=== What you will do ===
Reproduce the records below exactly, leaving out any pictures.

Stored data
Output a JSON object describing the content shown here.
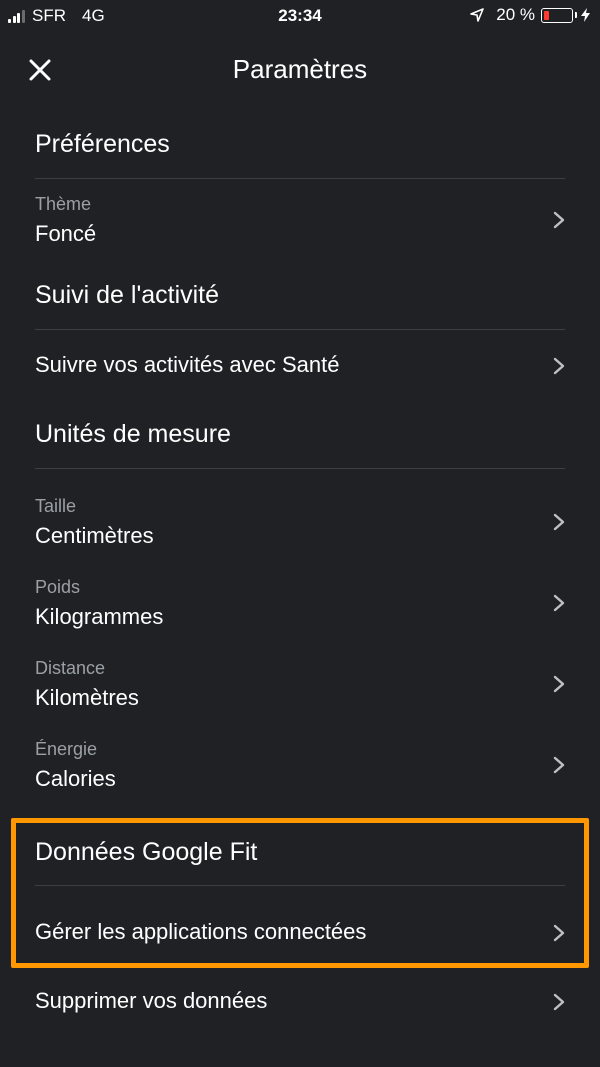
{
  "status_bar": {
    "carrier": "SFR",
    "network": "4G",
    "time": "23:34",
    "battery_text": "20 %",
    "battery_level": 0.2,
    "battery_color": "#ff3b30"
  },
  "header": {
    "title": "Paramètres",
    "close_icon": "close-icon"
  },
  "sections": {
    "preferences": {
      "title": "Préférences",
      "theme": {
        "label": "Thème",
        "value": "Foncé"
      }
    },
    "activity": {
      "title": "Suivi de l'activité",
      "health": {
        "label": "Suivre vos activités avec Santé"
      }
    },
    "units": {
      "title": "Unités de mesure",
      "height": {
        "label": "Taille",
        "value": "Centimètres"
      },
      "weight": {
        "label": "Poids",
        "value": "Kilogrammes"
      },
      "distance": {
        "label": "Distance",
        "value": "Kilomètres"
      },
      "energy": {
        "label": "Énergie",
        "value": "Calories"
      }
    },
    "google_fit": {
      "title": "Données Google Fit",
      "connected_apps": {
        "label": "Gérer les applications connectées"
      },
      "delete_data": {
        "label": "Supprimer vos données"
      }
    }
  },
  "colors": {
    "background": "#202124",
    "highlight": "#ff9800",
    "secondary_text": "#9aa0a6"
  }
}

=== Response to this exercise ===
Output a JSON object describing the content shown here.
{
  "status_bar": {
    "carrier": "SFR",
    "network": "4G",
    "time": "23:34",
    "battery_text": "20 %",
    "battery_level": 0.2,
    "battery_color": "#ff3b30"
  },
  "header": {
    "title": "Paramètres",
    "close_icon": "close-icon"
  },
  "sections": {
    "preferences": {
      "title": "Préférences",
      "theme": {
        "label": "Thème",
        "value": "Foncé"
      }
    },
    "activity": {
      "title": "Suivi de l'activité",
      "health": {
        "label": "Suivre vos activités avec Santé"
      }
    },
    "units": {
      "title": "Unités de mesure",
      "height": {
        "label": "Taille",
        "value": "Centimètres"
      },
      "weight": {
        "label": "Poids",
        "value": "Kilogrammes"
      },
      "distance": {
        "label": "Distance",
        "value": "Kilomètres"
      },
      "energy": {
        "label": "Énergie",
        "value": "Calories"
      }
    },
    "google_fit": {
      "title": "Données Google Fit",
      "connected_apps": {
        "label": "Gérer les applications connectées"
      },
      "delete_data": {
        "label": "Supprimer vos données"
      }
    }
  },
  "colors": {
    "background": "#202124",
    "highlight": "#ff9800",
    "secondary_text": "#9aa0a6"
  }
}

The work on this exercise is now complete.